BRIEF: Gather the lines from the material that contain "this".

-------- RECORD EXCERPTS

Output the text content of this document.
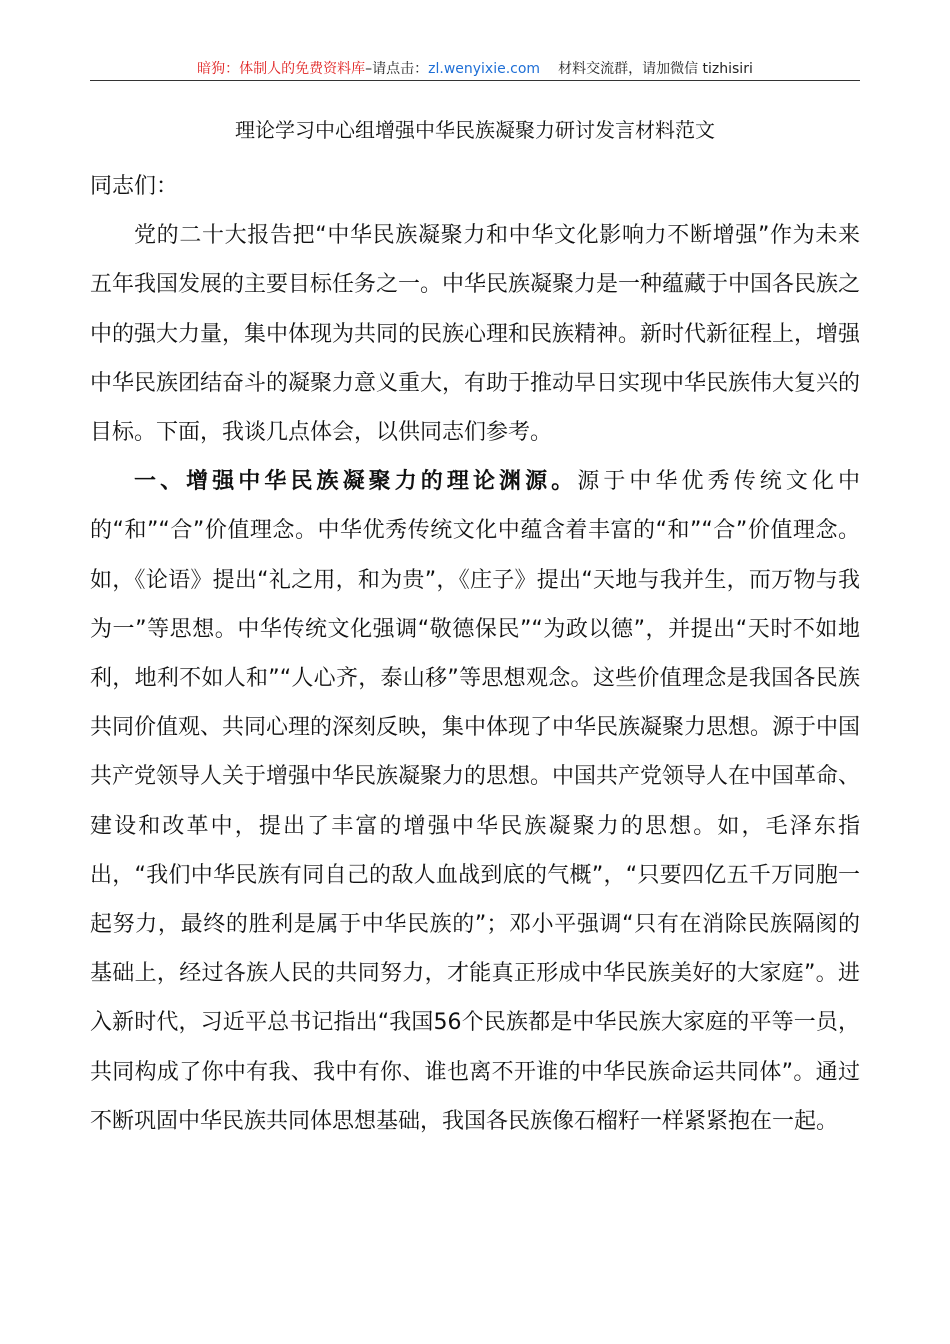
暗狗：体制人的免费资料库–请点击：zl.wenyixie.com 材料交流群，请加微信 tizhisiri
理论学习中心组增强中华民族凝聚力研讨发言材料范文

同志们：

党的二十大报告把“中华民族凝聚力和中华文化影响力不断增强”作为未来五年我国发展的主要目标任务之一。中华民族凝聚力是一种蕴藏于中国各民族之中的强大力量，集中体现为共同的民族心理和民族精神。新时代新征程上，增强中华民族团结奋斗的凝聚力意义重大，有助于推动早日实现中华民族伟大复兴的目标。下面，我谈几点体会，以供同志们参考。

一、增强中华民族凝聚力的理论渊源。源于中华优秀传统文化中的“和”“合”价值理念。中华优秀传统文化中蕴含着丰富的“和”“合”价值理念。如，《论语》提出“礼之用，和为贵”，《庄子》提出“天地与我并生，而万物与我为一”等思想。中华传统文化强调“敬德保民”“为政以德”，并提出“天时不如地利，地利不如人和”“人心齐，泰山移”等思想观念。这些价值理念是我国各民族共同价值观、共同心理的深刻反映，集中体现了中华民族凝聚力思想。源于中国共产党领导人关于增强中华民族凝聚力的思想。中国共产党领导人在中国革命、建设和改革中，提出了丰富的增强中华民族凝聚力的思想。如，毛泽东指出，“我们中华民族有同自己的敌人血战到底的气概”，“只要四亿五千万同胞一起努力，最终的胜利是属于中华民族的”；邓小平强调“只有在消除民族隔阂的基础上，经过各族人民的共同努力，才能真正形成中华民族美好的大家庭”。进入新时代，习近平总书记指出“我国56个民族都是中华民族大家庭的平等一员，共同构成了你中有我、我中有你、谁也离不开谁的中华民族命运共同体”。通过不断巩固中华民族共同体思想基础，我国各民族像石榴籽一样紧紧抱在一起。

----------------
-------- RECORD EXCERPTS

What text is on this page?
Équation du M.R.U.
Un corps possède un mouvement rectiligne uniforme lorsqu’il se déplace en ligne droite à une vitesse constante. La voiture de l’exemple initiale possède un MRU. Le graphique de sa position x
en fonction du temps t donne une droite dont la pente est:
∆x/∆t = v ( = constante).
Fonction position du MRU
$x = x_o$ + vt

----------------

WRITTEN RESPONSE:
Output the text content of this document.
What text is on this page?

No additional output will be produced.